▸ **STATED GOAL**: Please put every line of the entries below into a Markdown table with two columns, Row and Entry line, numbering the rows and skipping blank lines. Leave the pictures out of your answer.

[Layout coordinate data]
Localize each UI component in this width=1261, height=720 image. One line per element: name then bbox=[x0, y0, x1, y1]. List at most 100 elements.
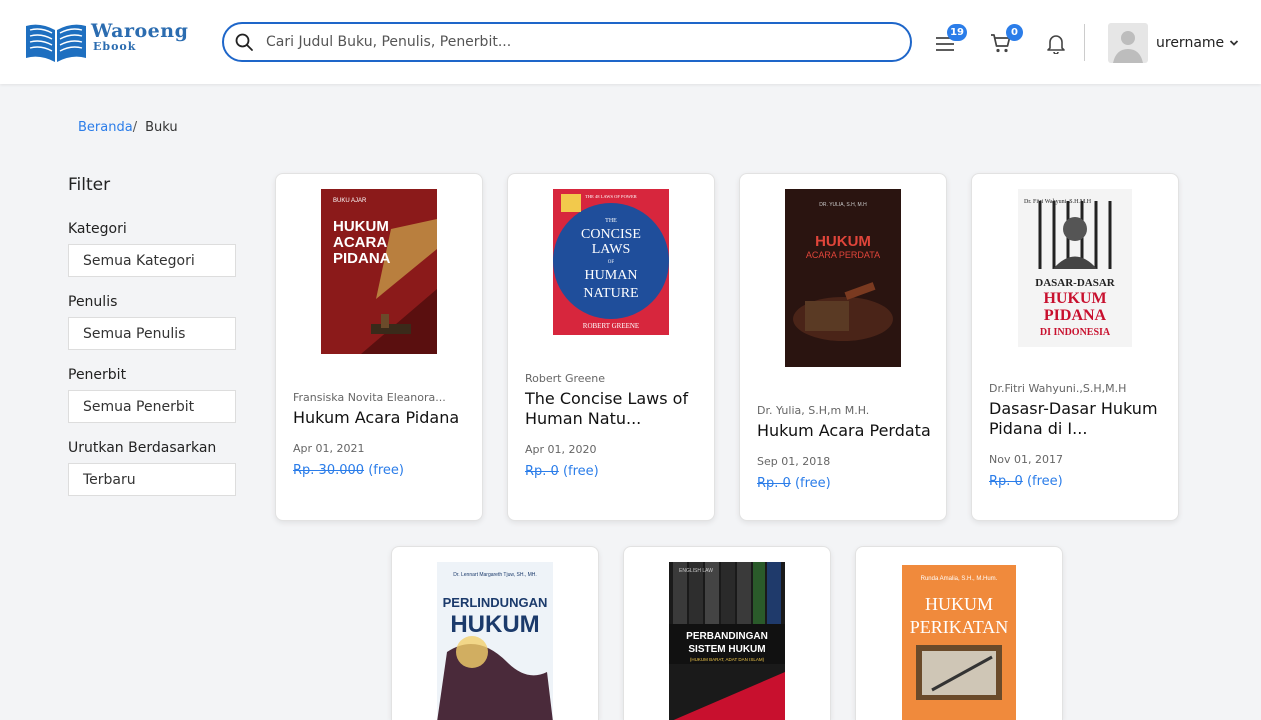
cover-line: ACARA PERDATA bbox=[806, 250, 880, 260]
cover-line: NATURE bbox=[583, 286, 638, 301]
menu-list-button[interactable]: 19 bbox=[934, 24, 967, 54]
logo-title: Waroeng bbox=[91, 20, 189, 42]
header-divider bbox=[1084, 24, 1085, 61]
cover-line: LAWS bbox=[592, 242, 631, 257]
book-price: Rp. 30.000 (free) bbox=[293, 463, 473, 478]
breadcrumb-current: Buku bbox=[145, 120, 178, 135]
author-label: Penulis bbox=[68, 294, 118, 310]
cover-line: HUMAN bbox=[585, 268, 638, 283]
book-date: Nov 01, 2017 bbox=[989, 453, 1063, 466]
cover-top-text: BUKU AJAR bbox=[333, 198, 367, 204]
cover-author: ROBERT GREENE bbox=[583, 322, 639, 330]
sort-select[interactable]: Terbaru bbox=[68, 463, 236, 496]
cover-line: HUKUM bbox=[815, 233, 871, 250]
old-price: Rp. 30.000 bbox=[293, 463, 365, 478]
book-date: Apr 01, 2021 bbox=[293, 442, 365, 455]
chevron-down-icon bbox=[1230, 40, 1239, 46]
cover-top-text: Dr. Lennart Margareth Tjuw, SH., MH. bbox=[453, 572, 537, 578]
cover-line: DI INDONESIA bbox=[1040, 327, 1111, 338]
user-menu[interactable]: urername bbox=[1108, 23, 1239, 63]
cart-button[interactable]: 0 bbox=[990, 24, 1023, 54]
book-card[interactable]: Dr. Fitri Wahyuni, S.H.M.H DASAR-DASAR H… bbox=[971, 173, 1179, 521]
old-price: Rp. 0 bbox=[989, 474, 1023, 489]
search-input[interactable] bbox=[266, 34, 866, 50]
cover-line: PIDANA bbox=[1044, 307, 1107, 324]
cover-line: CONCISE bbox=[581, 227, 641, 242]
book-cover: Dr. Lennart Margareth Tjuw, SH., MH. PER… bbox=[437, 562, 553, 720]
book-meta: Fransiska Novita Eleanora... Hukum Acara… bbox=[293, 391, 473, 478]
avatar bbox=[1108, 23, 1148, 63]
cover-line: HUKUM bbox=[333, 218, 389, 235]
book-card[interactable]: Dr. Lennart Margareth Tjuw, SH., MH. PER… bbox=[391, 546, 599, 720]
breadcrumb-home-link[interactable]: Beranda bbox=[78, 120, 133, 135]
book-author: Fransiska Novita Eleanora... bbox=[293, 391, 446, 404]
cover-top-text: Dr. Fitri Wahyuni, S.H.M.H bbox=[1024, 199, 1092, 205]
book-cover: Runda Amalia, S.H., M.Hum. HUKUM PERIKAT… bbox=[902, 565, 1016, 720]
book-date: Apr 01, 2020 bbox=[525, 443, 597, 456]
book-author: Dr. Yulia, S.H,m M.H. bbox=[757, 404, 870, 417]
open-book-icon bbox=[26, 24, 86, 63]
book-cover: THE 48 LAWS OF POWER THE CONCISE LAWS OF… bbox=[553, 189, 669, 335]
book-author: Dr.Fitri Wahyuni.,S.H,M.H bbox=[989, 382, 1127, 395]
book-title[interactable]: Dasasr-Dasar Hukum Pidana di I... bbox=[989, 399, 1169, 439]
book-meta: Robert Greene The Concise Laws of Human … bbox=[525, 372, 705, 479]
book-price: Rp. 0 (free) bbox=[757, 476, 937, 491]
cover-line: PERIKATAN bbox=[910, 617, 1009, 637]
old-price: Rp. 0 bbox=[525, 464, 559, 479]
free-price: (free) bbox=[562, 464, 599, 479]
book-title[interactable]: Hukum Acara Perdata bbox=[757, 421, 937, 441]
logo[interactable]: Waroeng Ebook bbox=[24, 20, 188, 64]
book-author: Robert Greene bbox=[525, 372, 606, 385]
search-icon bbox=[235, 33, 253, 51]
cover-line: ACARA bbox=[333, 234, 387, 251]
book-cover: ENGLISH LAW PERBANDINGAN SISTEM HUKUM (H… bbox=[669, 562, 785, 720]
filter-panel: Filter Kategori Semua Kategori Penulis S… bbox=[68, 175, 236, 496]
book-cover: Dr. Fitri Wahyuni, S.H.M.H DASAR-DASAR H… bbox=[1018, 189, 1132, 347]
top-navbar: Waroeng Ebook 19 0 bbox=[0, 0, 1261, 84]
user-silhouette-icon bbox=[1113, 31, 1143, 63]
bell-icon bbox=[1047, 35, 1065, 55]
cover-line: SISTEM HUKUM bbox=[688, 644, 765, 655]
cover-line: PERBANDINGAN bbox=[686, 631, 768, 642]
book-title[interactable]: Hukum Acara Pidana bbox=[293, 408, 473, 428]
free-price: (free) bbox=[368, 463, 404, 478]
cover-top-text: THE 48 LAWS OF POWER bbox=[585, 194, 637, 199]
category-select[interactable]: Semua Kategori bbox=[68, 244, 236, 277]
old-price: Rp. 0 bbox=[757, 476, 791, 491]
cart-count-badge: 0 bbox=[1006, 24, 1023, 41]
cover-line: PIDANA bbox=[333, 250, 391, 267]
cover-line: HUKUM bbox=[450, 611, 539, 638]
sort-label: Urutkan Berdasarkan bbox=[68, 440, 217, 456]
publisher-label: Penerbit bbox=[68, 367, 127, 383]
username: urername bbox=[1156, 35, 1225, 51]
list-count-badge: 19 bbox=[947, 24, 967, 41]
cover-line: DASAR-DASAR bbox=[1035, 277, 1116, 289]
cover-line: HUKUM bbox=[1043, 290, 1106, 307]
free-price: (free) bbox=[794, 476, 831, 491]
search-bar bbox=[222, 22, 912, 62]
book-card[interactable]: BUKU AJAR HUKUM ACARA PIDANA Fransiska N… bbox=[275, 173, 483, 521]
cover-top-text: Runda Amalia, S.H., M.Hum. bbox=[921, 576, 998, 582]
book-title[interactable]: The Concise Laws of Human Natu... bbox=[525, 389, 705, 429]
cover-top-text: DR. YULIA, S.H, M.H bbox=[819, 202, 867, 208]
book-price: Rp. 0 (free) bbox=[525, 464, 705, 479]
filter-title: Filter bbox=[68, 175, 111, 195]
breadcrumb-separator: / bbox=[132, 120, 138, 135]
author-select[interactable]: Semua Penulis bbox=[68, 317, 236, 350]
category-label: Kategori bbox=[68, 221, 127, 237]
cover-line: HUKUM bbox=[925, 594, 993, 614]
publisher-select[interactable]: Semua Penerbit bbox=[68, 390, 236, 423]
book-meta: Dr.Fitri Wahyuni.,S.H,M.H Dasasr-Dasar H… bbox=[989, 382, 1169, 489]
book-card[interactable]: THE 48 LAWS OF POWER THE CONCISE LAWS OF… bbox=[507, 173, 715, 521]
notification-button[interactable] bbox=[1045, 32, 1067, 55]
book-meta: Dr. Yulia, S.H,m M.H. Hukum Acara Perdat… bbox=[757, 404, 937, 491]
book-card[interactable]: DR. YULIA, S.H, M.H HUKUM ACARA PERDATA … bbox=[739, 173, 947, 521]
cover-line: THE bbox=[605, 218, 617, 224]
cover-line: PERLINDUNGAN bbox=[443, 595, 548, 610]
cover-top-text: ENGLISH LAW bbox=[679, 568, 713, 574]
book-price: Rp. 0 (free) bbox=[989, 474, 1169, 489]
cover-line: (HUKUM BARAT, ADAT DAN ISLAM) bbox=[690, 657, 765, 662]
book-card[interactable]: ENGLISH LAW PERBANDINGAN SISTEM HUKUM (H… bbox=[623, 546, 831, 720]
logo-subtitle: Ebook bbox=[93, 40, 137, 53]
book-card[interactable]: Runda Amalia, S.H., M.Hum. HUKUM PERIKAT… bbox=[855, 546, 1063, 720]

▸ **EXERCISE ANSWER**:
| Row | Entry line |
|---|---|
| 1 | Localize each UI component in this width=1261, height=720 image. One line per element: name then bbox=[x0, y0, x1, y1]. List at most 100 elements. |
| 2 | cover-line: ACARA PERDATA bbox=[806, 250, 880, 260] |
| 3 | cover-line: NATURE bbox=[583, 286, 638, 301] |
| 4 | menu-list-button[interactable]: 19 bbox=[934, 24, 967, 54] |
| 5 | logo-title: Waroeng bbox=[91, 20, 189, 42] |
| 6 | header-divider bbox=[1084, 24, 1085, 61] |
| 7 | cover-line: LAWS bbox=[592, 242, 631, 257] |
| 8 | book-price: Rp. 30.000 (free) bbox=[293, 463, 473, 478] |
| 9 | breadcrumb-current: Buku bbox=[145, 120, 178, 135] |
| 10 | author-label: Penulis bbox=[68, 294, 118, 310] |
| 11 | cover-line: HUMAN bbox=[585, 268, 638, 283] |
| 12 | book-date: Nov 01, 2017 bbox=[989, 453, 1063, 466] |
| 13 | cover-top-text: BUKU AJAR bbox=[333, 198, 367, 204] |
| 14 | cover-author: ROBERT GREENE bbox=[583, 322, 639, 330] |
| 15 | sort-select[interactable]: Terbaru bbox=[68, 463, 236, 496] |
| 16 | cover-line: HUKUM bbox=[815, 233, 871, 250] |
| 17 | old-price: Rp. 30.000 bbox=[293, 463, 365, 478] |
| 18 | book-date: Apr 01, 2021 bbox=[293, 442, 365, 455] |
| 19 | chevron-down-icon bbox=[1230, 40, 1239, 46] |
| 20 | cover-top-text: Dr. Lennart Margareth Tjuw, SH., MH. bbox=[453, 572, 537, 578] |
| 21 | cover-line: DI INDONESIA bbox=[1040, 327, 1111, 338] |
| 22 | user-menu[interactable]: urername bbox=[1108, 23, 1239, 63] |
| 23 | cart-button[interactable]: 0 bbox=[990, 24, 1023, 54] |
| 24 | book-card[interactable]: Dr. Fitri Wahyuni, S.H.M.H DASAR-DASAR H… bbox=[971, 173, 1179, 521] |
| 25 | old-price: Rp. 0 bbox=[989, 474, 1023, 489] |
| 26 | search-input[interactable] bbox=[266, 34, 866, 50] |
| 27 | cover-line: PIDANA bbox=[1044, 307, 1107, 324] |
| 28 | cover-line: CONCISE bbox=[581, 227, 641, 242] |
| 29 | book-cover: Dr. Lennart Margareth Tjuw, SH., MH. PER… bbox=[437, 562, 553, 720] |
| 30 | book-meta: Fransiska Novita Eleanora... Hukum Acara… bbox=[293, 391, 473, 478] |
| 31 | avatar bbox=[1108, 23, 1148, 63] |
| 32 | cover-line: HUKUM bbox=[333, 218, 389, 235] |
| 33 | book-card[interactable]: Dr. Lennart Margareth Tjuw, SH., MH. PER… bbox=[391, 546, 599, 720] |
| 34 | breadcrumb-home-link[interactable]: Beranda bbox=[78, 120, 133, 135] |
| 35 | book-author: Fransiska Novita Eleanora... bbox=[293, 391, 446, 404] |
| 36 | cover-top-text: Dr. Fitri Wahyuni, S.H.M.H bbox=[1024, 199, 1092, 205] |
| 37 | book-cover: Runda Amalia, S.H., M.Hum. HUKUM PERIKAT… bbox=[902, 565, 1016, 720] |
| 38 | book-date: Apr 01, 2020 bbox=[525, 443, 597, 456] |
| 39 | book-author: Dr. Yulia, S.H,m M.H. bbox=[757, 404, 870, 417] |
| 40 | open-book-icon bbox=[26, 24, 86, 63] |
| 41 | book-cover: THE 48 LAWS OF POWER THE CONCISE LAWS OF… bbox=[553, 189, 669, 335] |
| 42 | book-author: Dr.Fitri Wahyuni.,S.H,M.H bbox=[989, 382, 1127, 395] |
| 43 | book-title[interactable]: Dasasr-Dasar Hukum Pidana di I... bbox=[989, 399, 1169, 439] |
| 44 | book-meta: Robert Greene The Concise Laws of Human … bbox=[525, 372, 705, 479] |
| 45 | book-price: Rp. 0 (free) bbox=[757, 476, 937, 491] |
| 46 | cover-line: PERIKATAN bbox=[910, 617, 1009, 637] |
| 47 | old-price: Rp. 0 bbox=[525, 464, 559, 479] |
| 48 | free-price: (free) bbox=[562, 464, 599, 479] |
| 49 | book-title[interactable]: Hukum Acara Perdata bbox=[757, 421, 937, 441] |
| 50 | logo[interactable]: Waroeng Ebook bbox=[24, 20, 188, 64] |
| 51 | book-author: Robert Greene bbox=[525, 372, 606, 385] |
| 52 | search-icon bbox=[235, 33, 253, 51] |
| 53 | cover-line: ACARA bbox=[333, 234, 387, 251] |
| 54 | book-cover: ENGLISH LAW PERBANDINGAN SISTEM HUKUM (H… bbox=[669, 562, 785, 720] |
| 55 | filter-panel: Filter Kategori Semua Kategori Penulis S… bbox=[68, 175, 236, 496] |
| 56 | book-cover: Dr. Fitri Wahyuni, S.H.M.H DASAR-DASAR H… bbox=[1018, 189, 1132, 347] |
| 57 | top-navbar: Waroeng Ebook 19 0 bbox=[0, 0, 1261, 84] |
| 58 | user-silhouette-icon bbox=[1113, 31, 1143, 63] |
| 59 | bell-icon bbox=[1047, 35, 1065, 55] |
| 60 | cover-line: SISTEM HUKUM bbox=[688, 644, 765, 655] |
| 61 | cover-line: PERBANDINGAN bbox=[686, 631, 768, 642] |
| 62 | book-title[interactable]: Hukum Acara Pidana bbox=[293, 408, 473, 428] |
| 63 | free-price: (free) bbox=[368, 463, 404, 478] |
| 64 | cover-top-text: THE 48 LAWS OF POWER bbox=[585, 194, 637, 199] |
| 65 | category-select[interactable]: Semua Kategori bbox=[68, 244, 236, 277] |
| 66 | old-price: Rp. 0 bbox=[757, 476, 791, 491] |
| 67 | cart-count-badge: 0 bbox=[1006, 24, 1023, 41] |
| 68 | cover-line: PIDANA bbox=[333, 250, 391, 267] |
| 69 | cover-line: HUKUM bbox=[450, 611, 539, 638] |
| 70 | sort-label: Urutkan Berdasarkan bbox=[68, 440, 217, 456] |
| 71 | publisher-label: Penerbit bbox=[68, 367, 127, 383] |
| 72 | username: urername bbox=[1156, 35, 1225, 51] |
| 73 | list-count-badge: 19 bbox=[947, 24, 967, 41] |
| 74 | cover-line: DASAR-DASAR bbox=[1035, 277, 1116, 289] |
| 75 | cover-line: HUKUM bbox=[1043, 290, 1106, 307] |
| 76 | free-price: (free) bbox=[794, 476, 831, 491] |
| 77 | search-bar bbox=[222, 22, 912, 62] |
| 78 | book-card[interactable]: BUKU AJAR HUKUM ACARA PIDANA Fransiska N… bbox=[275, 173, 483, 521] |
| 79 | cover-top-text: Runda Amalia, S.H., M.Hum. bbox=[921, 576, 998, 582] |
| 80 | book-title[interactable]: The Concise Laws of Human Natu... bbox=[525, 389, 705, 429] |
| 81 | cover-top-text: DR. YULIA, S.H, M.H bbox=[819, 202, 867, 208] |
| 82 | book-price: Rp. 0 (free) bbox=[525, 464, 705, 479] |
| 83 | filter-title: Filter bbox=[68, 175, 111, 195] |
| 84 | breadcrumb-separator: / bbox=[132, 120, 138, 135] |
| 85 | author-select[interactable]: Semua Penulis bbox=[68, 317, 236, 350] |
| 86 | category-label: Kategori bbox=[68, 221, 127, 237] |
| 87 | cover-line: HUKUM bbox=[925, 594, 993, 614] |
| 88 | publisher-select[interactable]: Semua Penerbit bbox=[68, 390, 236, 423] |
| 89 | book-meta: Dr.Fitri Wahyuni.,S.H,M.H Dasasr-Dasar H… bbox=[989, 382, 1169, 489] |
| 90 | book-card[interactable]: THE 48 LAWS OF POWER THE CONCISE LAWS OF… bbox=[507, 173, 715, 521] |
| 91 | notification-button[interactable] bbox=[1045, 32, 1067, 55] |
| 92 | book-meta: Dr. Yulia, S.H,m M.H. Hukum Acara Perdat… bbox=[757, 404, 937, 491] |
| 93 | book-card[interactable]: DR. YULIA, S.H, M.H HUKUM ACARA PERDATA … bbox=[739, 173, 947, 521] |
| 94 | cover-line: THE bbox=[605, 218, 617, 224] |
| 95 | cover-line: PERLINDUNGAN bbox=[443, 595, 548, 610] |
| 96 | cover-top-text: ENGLISH LAW bbox=[679, 568, 713, 574] |
| 97 | book-price: Rp. 0 (free) bbox=[989, 474, 1169, 489] |
| 98 | cover-line: (HUKUM BARAT, ADAT DAN ISLAM) bbox=[690, 657, 765, 662] |
| 99 | book-card[interactable]: ENGLISH LAW PERBANDINGAN SISTEM HUKUM (H… bbox=[623, 546, 831, 720] |
| 100 | logo-subtitle: Ebook bbox=[93, 40, 137, 53] |
| 101 | book-card[interactable]: Runda Amalia, S.H., M.Hum. HUKUM PERIKAT… bbox=[855, 546, 1063, 720] |